Provided records →
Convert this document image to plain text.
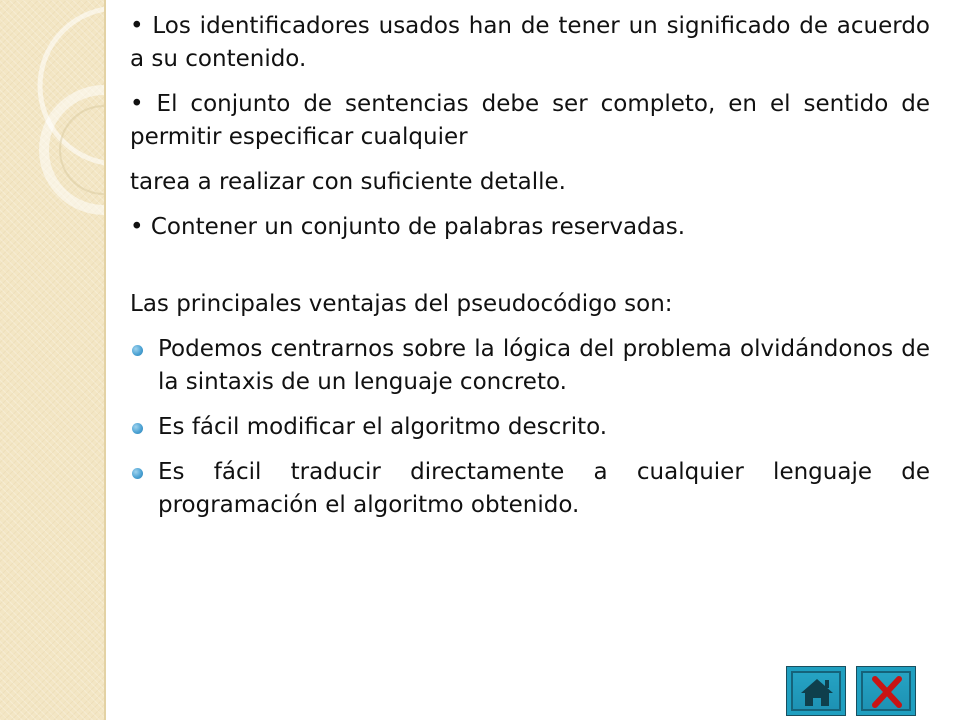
• Los identificadores usados han de tener un significado de acuerdo a su contenido.

• El conjunto de sentencias debe ser completo, en el sentido de permitir especificar cualquier

tarea a realizar con suficiente detalle.

• Contener un conjunto de palabras reservadas.

Las principales ventajas del pseudocódigo son:

Podemos centrarnos sobre la lógica del problema olvidándonos de la sintaxis de un lenguaje concreto.
Es fácil modificar el algoritmo descrito.
Es fácil traducir directamente a cualquier lenguaje de programación el algoritmo obtenido.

Problem to work on → Copy out the entries verbatim and leave the images out.

Written response →
Convert this document image to plain text.
• Los identificadores usados han de tener un significado de acuerdo a su contenido.

• El conjunto de sentencias debe ser completo, en el sentido de permitir especificar cualquier

tarea a realizar con suficiente detalle.

• Contener un conjunto de palabras reservadas.

Las principales ventajas del pseudocódigo son:

Podemos centrarnos sobre la lógica del problema olvidándonos de la sintaxis de un lenguaje concreto.
Es fácil modificar el algoritmo descrito.
Es fácil traducir directamente a cualquier lenguaje de programación el algoritmo obtenido.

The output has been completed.